+++ EXTRACTED RECORDS +++

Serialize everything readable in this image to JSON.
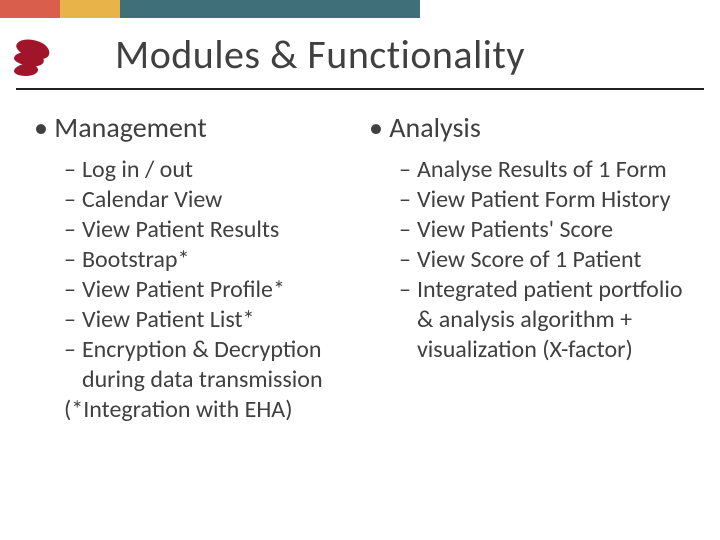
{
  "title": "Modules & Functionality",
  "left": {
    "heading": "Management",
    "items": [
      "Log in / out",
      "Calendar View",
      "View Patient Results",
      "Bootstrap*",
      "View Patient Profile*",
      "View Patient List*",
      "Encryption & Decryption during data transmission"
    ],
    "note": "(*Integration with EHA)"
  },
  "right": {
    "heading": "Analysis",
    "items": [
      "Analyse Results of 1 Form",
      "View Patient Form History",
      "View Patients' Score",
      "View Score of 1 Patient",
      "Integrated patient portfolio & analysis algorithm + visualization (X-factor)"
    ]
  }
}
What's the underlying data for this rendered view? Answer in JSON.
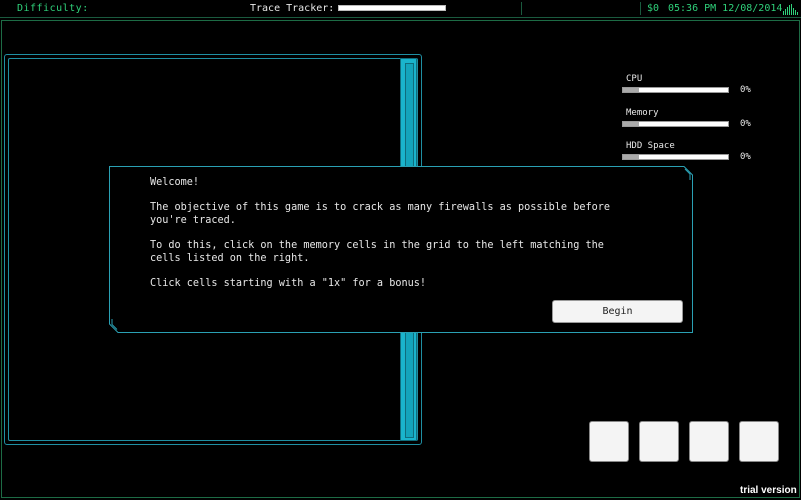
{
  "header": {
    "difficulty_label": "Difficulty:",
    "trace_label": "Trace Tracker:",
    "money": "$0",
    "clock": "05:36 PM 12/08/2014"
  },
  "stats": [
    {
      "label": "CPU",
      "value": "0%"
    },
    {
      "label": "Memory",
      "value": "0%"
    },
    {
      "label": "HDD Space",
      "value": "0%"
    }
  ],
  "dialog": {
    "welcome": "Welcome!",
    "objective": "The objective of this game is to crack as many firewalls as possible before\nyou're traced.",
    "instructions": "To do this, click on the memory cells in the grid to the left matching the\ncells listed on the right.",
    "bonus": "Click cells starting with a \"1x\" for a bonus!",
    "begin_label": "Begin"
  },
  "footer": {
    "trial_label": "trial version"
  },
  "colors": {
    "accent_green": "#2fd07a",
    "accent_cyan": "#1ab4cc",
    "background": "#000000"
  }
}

+++
+++ EXTRACTED RECORDS +++

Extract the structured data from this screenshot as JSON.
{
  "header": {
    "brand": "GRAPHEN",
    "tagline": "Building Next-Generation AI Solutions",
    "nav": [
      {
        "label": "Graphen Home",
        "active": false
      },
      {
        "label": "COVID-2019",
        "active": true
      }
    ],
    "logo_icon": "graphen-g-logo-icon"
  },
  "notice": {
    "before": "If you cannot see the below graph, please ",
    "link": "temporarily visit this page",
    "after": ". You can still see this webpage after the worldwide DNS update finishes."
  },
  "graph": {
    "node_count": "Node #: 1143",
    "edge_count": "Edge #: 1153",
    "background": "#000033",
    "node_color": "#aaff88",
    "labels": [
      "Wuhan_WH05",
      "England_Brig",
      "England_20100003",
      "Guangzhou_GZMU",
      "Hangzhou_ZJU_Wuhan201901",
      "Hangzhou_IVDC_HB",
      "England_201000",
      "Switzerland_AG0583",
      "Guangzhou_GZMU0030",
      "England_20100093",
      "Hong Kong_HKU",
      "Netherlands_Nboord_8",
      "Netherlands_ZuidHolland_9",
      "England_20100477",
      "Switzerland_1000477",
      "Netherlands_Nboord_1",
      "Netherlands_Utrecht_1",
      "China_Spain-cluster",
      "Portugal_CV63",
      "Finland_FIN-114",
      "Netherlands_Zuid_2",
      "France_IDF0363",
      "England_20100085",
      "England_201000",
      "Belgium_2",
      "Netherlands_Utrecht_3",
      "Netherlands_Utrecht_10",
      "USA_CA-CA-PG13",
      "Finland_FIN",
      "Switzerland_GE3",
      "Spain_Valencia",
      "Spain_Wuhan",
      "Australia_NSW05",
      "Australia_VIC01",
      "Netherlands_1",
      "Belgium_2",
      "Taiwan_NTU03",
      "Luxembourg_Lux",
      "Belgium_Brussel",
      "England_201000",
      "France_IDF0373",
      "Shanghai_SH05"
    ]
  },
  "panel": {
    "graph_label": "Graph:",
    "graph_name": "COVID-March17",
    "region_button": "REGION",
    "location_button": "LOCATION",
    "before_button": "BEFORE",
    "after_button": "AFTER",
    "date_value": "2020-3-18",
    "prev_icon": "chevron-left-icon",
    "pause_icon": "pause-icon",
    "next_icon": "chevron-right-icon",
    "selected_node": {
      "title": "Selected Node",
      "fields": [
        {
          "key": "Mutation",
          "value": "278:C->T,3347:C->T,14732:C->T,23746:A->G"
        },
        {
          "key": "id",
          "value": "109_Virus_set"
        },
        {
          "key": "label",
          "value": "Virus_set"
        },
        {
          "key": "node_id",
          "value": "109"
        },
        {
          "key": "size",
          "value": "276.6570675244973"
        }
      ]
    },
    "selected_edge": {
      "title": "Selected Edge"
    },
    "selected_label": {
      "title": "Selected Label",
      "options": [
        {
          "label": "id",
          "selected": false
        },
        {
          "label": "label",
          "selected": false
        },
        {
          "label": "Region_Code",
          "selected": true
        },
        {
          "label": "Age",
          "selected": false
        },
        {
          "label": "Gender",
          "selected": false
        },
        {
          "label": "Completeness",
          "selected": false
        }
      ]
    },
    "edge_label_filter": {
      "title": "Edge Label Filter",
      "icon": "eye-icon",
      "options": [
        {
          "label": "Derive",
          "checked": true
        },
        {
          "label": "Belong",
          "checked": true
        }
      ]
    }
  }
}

+++
+++ EXTRACTED RECORDS +++

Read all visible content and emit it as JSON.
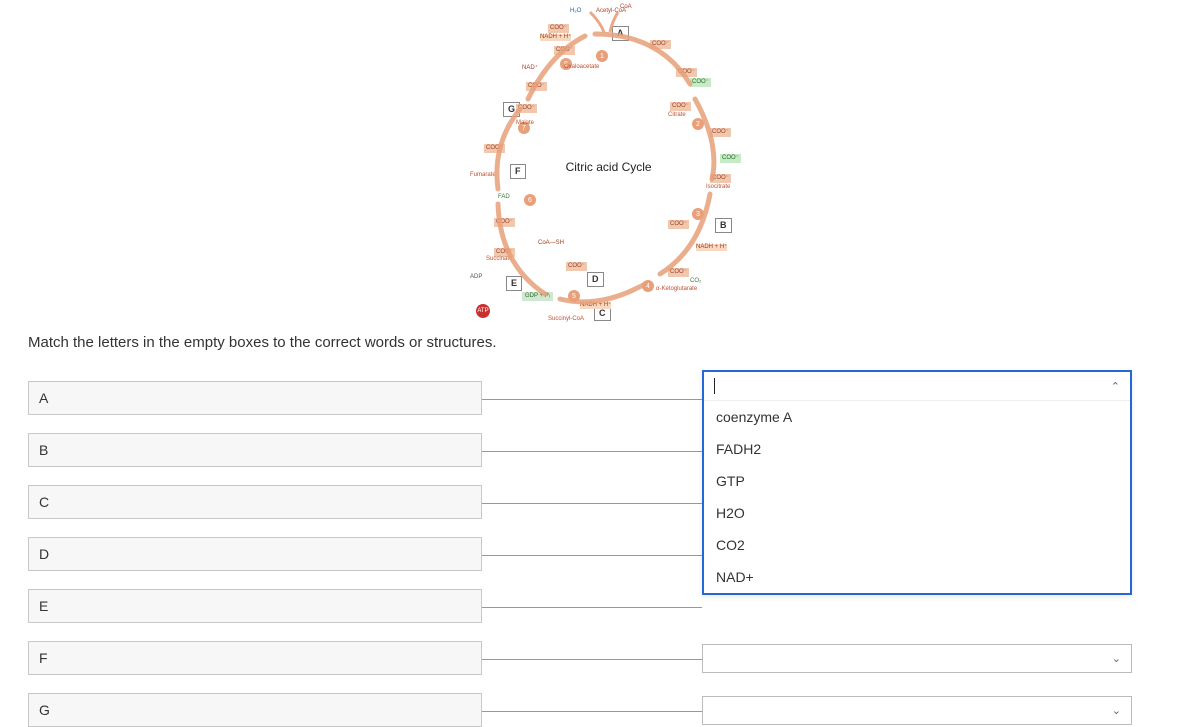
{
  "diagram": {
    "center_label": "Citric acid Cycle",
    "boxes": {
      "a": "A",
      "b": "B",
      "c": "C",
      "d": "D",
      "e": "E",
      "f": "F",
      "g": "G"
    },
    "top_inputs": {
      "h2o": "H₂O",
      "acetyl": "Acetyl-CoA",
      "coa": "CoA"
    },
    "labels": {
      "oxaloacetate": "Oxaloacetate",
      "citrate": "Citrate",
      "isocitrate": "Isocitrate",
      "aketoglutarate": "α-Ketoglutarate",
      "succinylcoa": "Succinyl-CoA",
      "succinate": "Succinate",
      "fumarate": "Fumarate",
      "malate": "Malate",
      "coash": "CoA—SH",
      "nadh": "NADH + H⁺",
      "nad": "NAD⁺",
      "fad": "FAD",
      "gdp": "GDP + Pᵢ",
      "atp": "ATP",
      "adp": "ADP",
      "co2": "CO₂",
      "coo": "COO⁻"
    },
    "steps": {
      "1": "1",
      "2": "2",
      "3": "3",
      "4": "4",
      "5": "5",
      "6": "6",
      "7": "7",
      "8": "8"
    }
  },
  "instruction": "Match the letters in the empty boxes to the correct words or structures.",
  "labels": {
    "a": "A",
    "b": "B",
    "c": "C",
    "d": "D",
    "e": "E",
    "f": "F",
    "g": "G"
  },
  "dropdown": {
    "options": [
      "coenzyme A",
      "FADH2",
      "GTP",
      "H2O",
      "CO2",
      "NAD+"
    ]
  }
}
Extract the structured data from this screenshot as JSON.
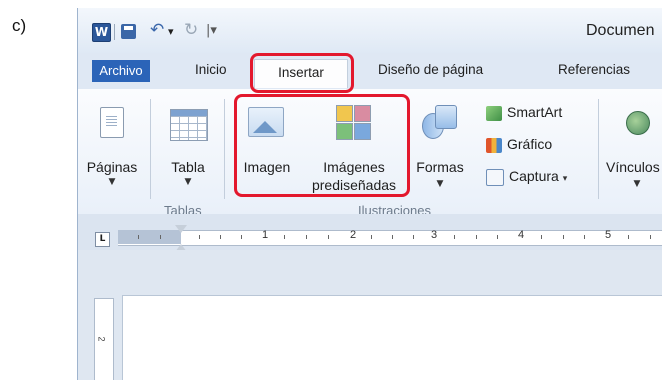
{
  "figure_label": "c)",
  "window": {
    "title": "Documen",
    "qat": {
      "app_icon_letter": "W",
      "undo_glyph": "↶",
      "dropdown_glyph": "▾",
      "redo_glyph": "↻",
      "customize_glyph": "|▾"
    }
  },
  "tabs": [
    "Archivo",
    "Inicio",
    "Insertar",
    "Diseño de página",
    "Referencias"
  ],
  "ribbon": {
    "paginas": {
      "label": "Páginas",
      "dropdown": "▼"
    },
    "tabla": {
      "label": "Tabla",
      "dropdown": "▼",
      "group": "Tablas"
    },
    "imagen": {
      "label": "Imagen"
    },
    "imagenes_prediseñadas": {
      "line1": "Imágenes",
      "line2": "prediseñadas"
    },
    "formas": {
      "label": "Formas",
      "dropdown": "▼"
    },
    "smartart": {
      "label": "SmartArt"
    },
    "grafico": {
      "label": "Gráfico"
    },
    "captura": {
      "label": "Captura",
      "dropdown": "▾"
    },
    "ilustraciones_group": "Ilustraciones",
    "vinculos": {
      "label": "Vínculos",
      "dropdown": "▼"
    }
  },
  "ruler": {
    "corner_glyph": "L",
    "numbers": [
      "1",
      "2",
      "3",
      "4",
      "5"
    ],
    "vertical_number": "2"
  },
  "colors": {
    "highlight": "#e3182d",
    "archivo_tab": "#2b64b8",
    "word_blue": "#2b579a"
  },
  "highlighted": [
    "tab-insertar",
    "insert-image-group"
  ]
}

+++

EXERCISE AIM :: Looking at the records above, in how many lines does the word "Results" occur? Reply with the number alone.

ANSWER BELOW :: 2